● **What is expected**:
Give the number of lines holding the string "直播预告" and nothing more.

● **Task material**:
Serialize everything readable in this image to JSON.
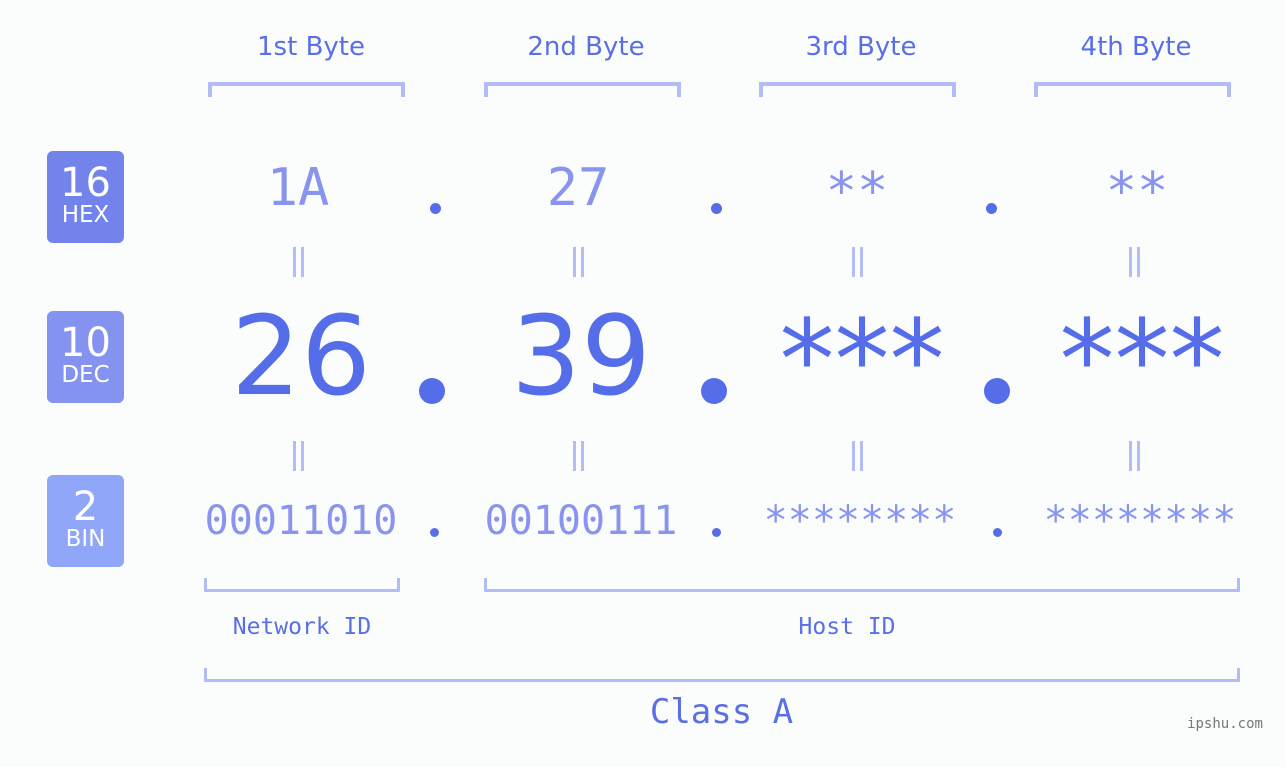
{
  "colors": {
    "background": "#fbfdfc",
    "primary": "#566de9",
    "light_value": "#8894ee",
    "bracket": "#b2bcf6",
    "badge_hex": "#7383ec",
    "badge_dec": "#8492f0",
    "badge_bin": "#8fa6f9"
  },
  "byte_headers": [
    "1st Byte",
    "2nd Byte",
    "3rd Byte",
    "4th Byte"
  ],
  "badges": {
    "hex": {
      "number": "16",
      "label": "HEX"
    },
    "dec": {
      "number": "10",
      "label": "DEC"
    },
    "bin": {
      "number": "2",
      "label": "BIN"
    }
  },
  "hex_values": [
    "1A",
    "27",
    "**",
    "**"
  ],
  "dec_values": [
    "26",
    "39",
    "***",
    "***"
  ],
  "bin_values": [
    "00011010",
    "00100111",
    "********",
    "********"
  ],
  "separator": ".",
  "network_label": "Network ID",
  "host_label": "Host ID",
  "class_label": "Class A",
  "watermark": "ipshu.com"
}
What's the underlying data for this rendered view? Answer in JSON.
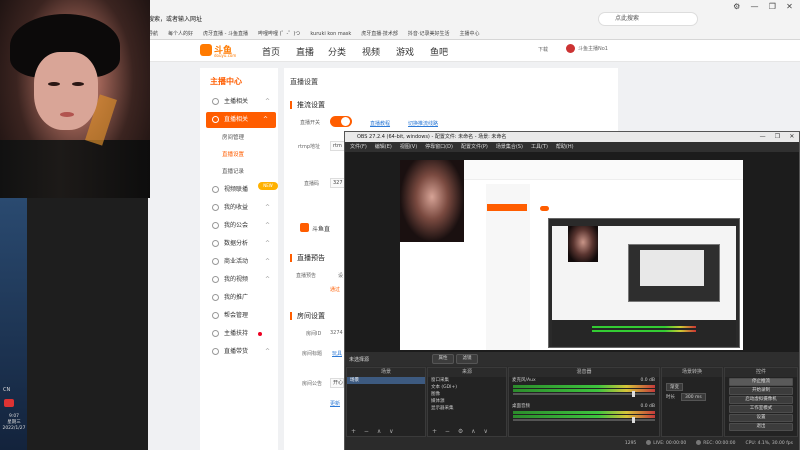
{
  "browser": {
    "address_text": "搜索，或者输入网址",
    "search_placeholder": "点此搜索",
    "window_controls": [
      "⚙",
      "—",
      "❐",
      "✕"
    ],
    "bookmarks": [
      "导航",
      "每个人的好",
      "虎牙直播 - 斗鱼直播",
      "哔哩哔哩 (゜-゜)つ",
      "kuruki kon mask",
      "虎牙直播·技术部",
      "抖音·记录美好生活",
      "主播中心"
    ]
  },
  "site": {
    "logo_text": "斗鱼",
    "logo_sub": "douyu.com",
    "nav": [
      "首页",
      "直播",
      "分类",
      "视频",
      "游戏",
      "鱼吧"
    ],
    "download_label": "下载",
    "user_label": "斗鱼主播No1"
  },
  "sidebar": {
    "title": "主播中心",
    "items": [
      {
        "label": "主播相关",
        "type": "group",
        "chevron": "^"
      },
      {
        "label": "直播相关",
        "type": "group-active",
        "chevron": "^"
      },
      {
        "label": "房间管理",
        "type": "sub"
      },
      {
        "label": "直播设置",
        "type": "sub-active"
      },
      {
        "label": "直播记录",
        "type": "sub"
      },
      {
        "label": "视频联播",
        "type": "group",
        "chevron": "^"
      },
      {
        "label": "我的收益",
        "type": "group",
        "chevron": "^"
      },
      {
        "label": "我的公会",
        "type": "group",
        "chevron": "^"
      },
      {
        "label": "数据分析",
        "type": "group",
        "chevron": "^"
      },
      {
        "label": "商业活动",
        "type": "group",
        "chevron": "^"
      },
      {
        "label": "我的视频",
        "type": "group",
        "chevron": "^"
      },
      {
        "label": "我的推广",
        "type": "group"
      },
      {
        "label": "帮会管理",
        "type": "group"
      },
      {
        "label": "主播扶持",
        "type": "group-dot"
      },
      {
        "label": "直播带货",
        "type": "group",
        "chevron": "^"
      }
    ],
    "new_badge": "NEW"
  },
  "content": {
    "page_title": "直播设置",
    "stream_section": "推流设置",
    "stream_switch_label": "直播开关",
    "tutorial_link": "直播教程",
    "switch_mode_link": "切换推流线路",
    "rtmp_label": "rtmp地址",
    "rtmp_value": "rtm",
    "key_label": "直播码",
    "key_value": "327",
    "ad_text": "斗鱼直",
    "preview_section": "直播预告",
    "preview_label": "直播预告",
    "preview_value": "设",
    "preview_link": "通过",
    "room_section": "房间设置",
    "room_id_label": "房间ID",
    "room_id_value": "3274",
    "room_title_label": "房间标题",
    "room_title_value": "玩具",
    "room_notice_label": "房间公告",
    "room_notice_value": "开心",
    "room_notice_link": "更新"
  },
  "taskbar": {
    "tag": "CN",
    "time": "9:07",
    "weekday": "星期三",
    "date": "2022/1/27"
  },
  "obs": {
    "title": "OBS 27.2.4 (64-bit, windows) - 配置文件: 未命名 - 场景: 未命名",
    "window_controls": [
      "—",
      "❐",
      "✕"
    ],
    "menu": [
      "文件(F)",
      "编辑(E)",
      "视图(V)",
      "停靠窗口(D)",
      "配置文件(P)",
      "场景集合(S)",
      "工具(T)",
      "帮助(H)"
    ],
    "scene_bar_label": "未选择源",
    "properties_button": "属性",
    "filters_button": "滤镜",
    "scenes": {
      "title": "场景",
      "items": [
        "场景"
      ]
    },
    "sources": {
      "title": "来源",
      "items": [
        "窗口采集",
        "文本 (GDI+)",
        "图像",
        "媒体源",
        "显示器采集"
      ]
    },
    "mixer": {
      "title": "混音器",
      "channels": [
        {
          "name": "麦克风/Aux",
          "db": "0.0 dB"
        },
        {
          "name": "桌面音频",
          "db": "0.0 dB"
        }
      ]
    },
    "transitions": {
      "title": "场景转换",
      "type": "渐变",
      "duration_label": "时长",
      "duration": "300 ms"
    },
    "controls": {
      "title": "控件",
      "buttons": [
        "停止推流",
        "开始录制",
        "启动虚拟摄像机",
        "工作室模式",
        "设置",
        "退出"
      ]
    },
    "status": {
      "live": "LIVE: 00:00:00",
      "rec": "REC: 00:00:00",
      "cpu": "CPU: 4.1%, 30.00 fps",
      "dropped": "1295"
    }
  }
}
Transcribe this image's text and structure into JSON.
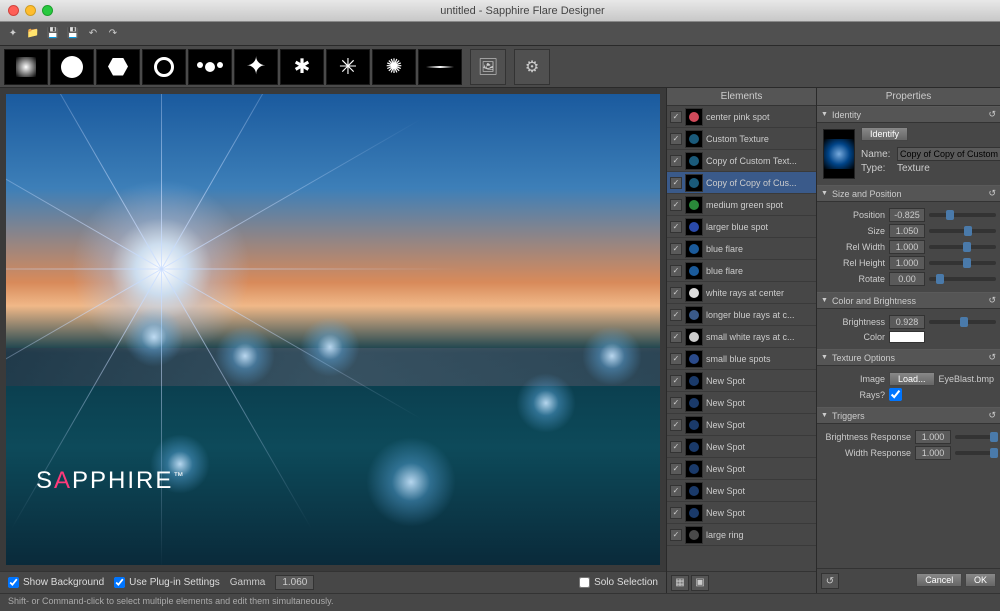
{
  "window": {
    "title": "untitled - Sapphire Flare Designer"
  },
  "elements": {
    "header": "Elements",
    "items": [
      {
        "label": "center pink spot",
        "checked": true,
        "swatch": "#d04a5a",
        "selected": false
      },
      {
        "label": "Custom Texture",
        "checked": true,
        "swatch": "#1a5a7a",
        "selected": false
      },
      {
        "label": "Copy of Custom Text...",
        "checked": true,
        "swatch": "#1a5a7a",
        "selected": false
      },
      {
        "label": "Copy of Copy of Cus...",
        "checked": true,
        "swatch": "#1a5a7a",
        "selected": true
      },
      {
        "label": "medium green spot",
        "checked": true,
        "swatch": "#2a8a3a",
        "selected": false
      },
      {
        "label": "larger blue spot",
        "checked": true,
        "swatch": "#2a4aaa",
        "selected": false
      },
      {
        "label": "blue flare",
        "checked": true,
        "swatch": "#1a5a9a",
        "selected": false
      },
      {
        "label": "blue flare",
        "checked": true,
        "swatch": "#1a5a9a",
        "selected": false
      },
      {
        "label": "white rays at center",
        "checked": true,
        "swatch": "#ddd",
        "selected": false
      },
      {
        "label": "longer blue rays at c...",
        "checked": true,
        "swatch": "#3a5a8a",
        "selected": false
      },
      {
        "label": "small white rays at c...",
        "checked": true,
        "swatch": "#ccc",
        "selected": false
      },
      {
        "label": "small blue spots",
        "checked": true,
        "swatch": "#2a4a8a",
        "selected": false
      },
      {
        "label": "New Spot",
        "checked": true,
        "swatch": "#1a3a6a",
        "selected": false
      },
      {
        "label": "New Spot",
        "checked": true,
        "swatch": "#1a3a6a",
        "selected": false
      },
      {
        "label": "New Spot",
        "checked": true,
        "swatch": "#1a3a6a",
        "selected": false
      },
      {
        "label": "New Spot",
        "checked": true,
        "swatch": "#1a3a6a",
        "selected": false
      },
      {
        "label": "New Spot",
        "checked": true,
        "swatch": "#1a3a6a",
        "selected": false
      },
      {
        "label": "New Spot",
        "checked": true,
        "swatch": "#1a3a6a",
        "selected": false
      },
      {
        "label": "New Spot",
        "checked": true,
        "swatch": "#1a3a6a",
        "selected": false
      },
      {
        "label": "large ring",
        "checked": true,
        "swatch": "#4a4a4a",
        "selected": false
      }
    ]
  },
  "properties": {
    "header": "Properties",
    "identity": {
      "title": "Identity",
      "identify_btn": "Identify",
      "name_label": "Name:",
      "name_value": "Copy of Copy of Custom Te",
      "type_label": "Type:",
      "type_value": "Texture"
    },
    "size_position": {
      "title": "Size and Position",
      "position_label": "Position",
      "position_value": "-0.825",
      "position_pct": 25,
      "size_label": "Size",
      "size_value": "1.050",
      "size_pct": 52,
      "rel_width_label": "Rel Width",
      "rel_width_value": "1.000",
      "rel_width_pct": 50,
      "rel_height_label": "Rel Height",
      "rel_height_value": "1.000",
      "rel_height_pct": 50,
      "rotate_label": "Rotate",
      "rotate_value": "0.00",
      "rotate_pct": 10
    },
    "color_brightness": {
      "title": "Color and Brightness",
      "brightness_label": "Brightness",
      "brightness_value": "0.928",
      "brightness_pct": 46,
      "color_label": "Color",
      "color_value": "#ffffff"
    },
    "texture_options": {
      "title": "Texture Options",
      "image_label": "Image",
      "load_btn": "Load...",
      "image_value": "EyeBlast.bmp",
      "rays_label": "Rays?",
      "rays_checked": true
    },
    "triggers": {
      "title": "Triggers",
      "brightness_resp_label": "Brightness Response",
      "brightness_resp_value": "1.000",
      "brightness_resp_pct": 85,
      "width_resp_label": "Width Response",
      "width_resp_value": "1.000",
      "width_resp_pct": 85
    },
    "cancel_btn": "Cancel",
    "ok_btn": "OK"
  },
  "preview": {
    "show_bg_label": "Show Background",
    "show_bg": true,
    "use_plugin_label": "Use Plug-in Settings",
    "use_plugin": true,
    "gamma_label": "Gamma",
    "gamma_value": "1.060",
    "solo_label": "Solo Selection",
    "solo": false,
    "logo_prefix": "S",
    "logo_a": "A",
    "logo_suffix": "PPHIRE",
    "logo_tm": "™"
  },
  "status": {
    "text": "Shift- or Command-click to select multiple elements and edit them simultaneously."
  }
}
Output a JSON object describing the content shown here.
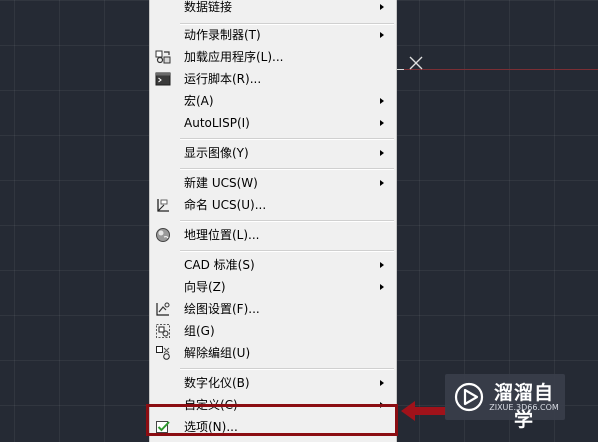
{
  "menu": {
    "items": [
      {
        "label": "数据链接",
        "submenu": true,
        "icon": ""
      },
      {
        "label": "动作录制器(T)",
        "submenu": true,
        "icon": ""
      },
      {
        "label": "加载应用程序(L)...",
        "submenu": false,
        "icon": "load-app-icon"
      },
      {
        "label": "运行脚本(R)...",
        "submenu": false,
        "icon": "run-script-icon"
      },
      {
        "label": "宏(A)",
        "submenu": true,
        "icon": ""
      },
      {
        "label": "AutoLISP(I)",
        "submenu": true,
        "icon": ""
      },
      {
        "label": "显示图像(Y)",
        "submenu": true,
        "icon": ""
      },
      {
        "label": "新建 UCS(W)",
        "submenu": true,
        "icon": ""
      },
      {
        "label": "命名 UCS(U)...",
        "submenu": false,
        "icon": "named-ucs-icon"
      },
      {
        "label": "地理位置(L)...",
        "submenu": false,
        "icon": "globe-icon"
      },
      {
        "label": "CAD 标准(S)",
        "submenu": true,
        "icon": ""
      },
      {
        "label": "向导(Z)",
        "submenu": true,
        "icon": ""
      },
      {
        "label": "绘图设置(F)...",
        "submenu": false,
        "icon": "drafting-settings-icon"
      },
      {
        "label": "组(G)",
        "submenu": false,
        "icon": "group-icon"
      },
      {
        "label": "解除编组(U)",
        "submenu": false,
        "icon": "ungroup-icon"
      },
      {
        "label": "数字化仪(B)",
        "submenu": true,
        "icon": ""
      },
      {
        "label": "自定义(C)",
        "submenu": true,
        "icon": ""
      },
      {
        "label": "选项(N)...",
        "submenu": false,
        "icon": "options-check-icon"
      }
    ]
  },
  "watermark": {
    "title": "溜溜自学",
    "url": "ZIXUE.3D66.COM"
  },
  "colors": {
    "canvas_background": "#252a34",
    "menu_background": "#f0f0f0",
    "highlight_border": "#8b0d12",
    "callout_arrow": "#a0121a",
    "axis_red": "#7a2e34"
  }
}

● **The solution**:
2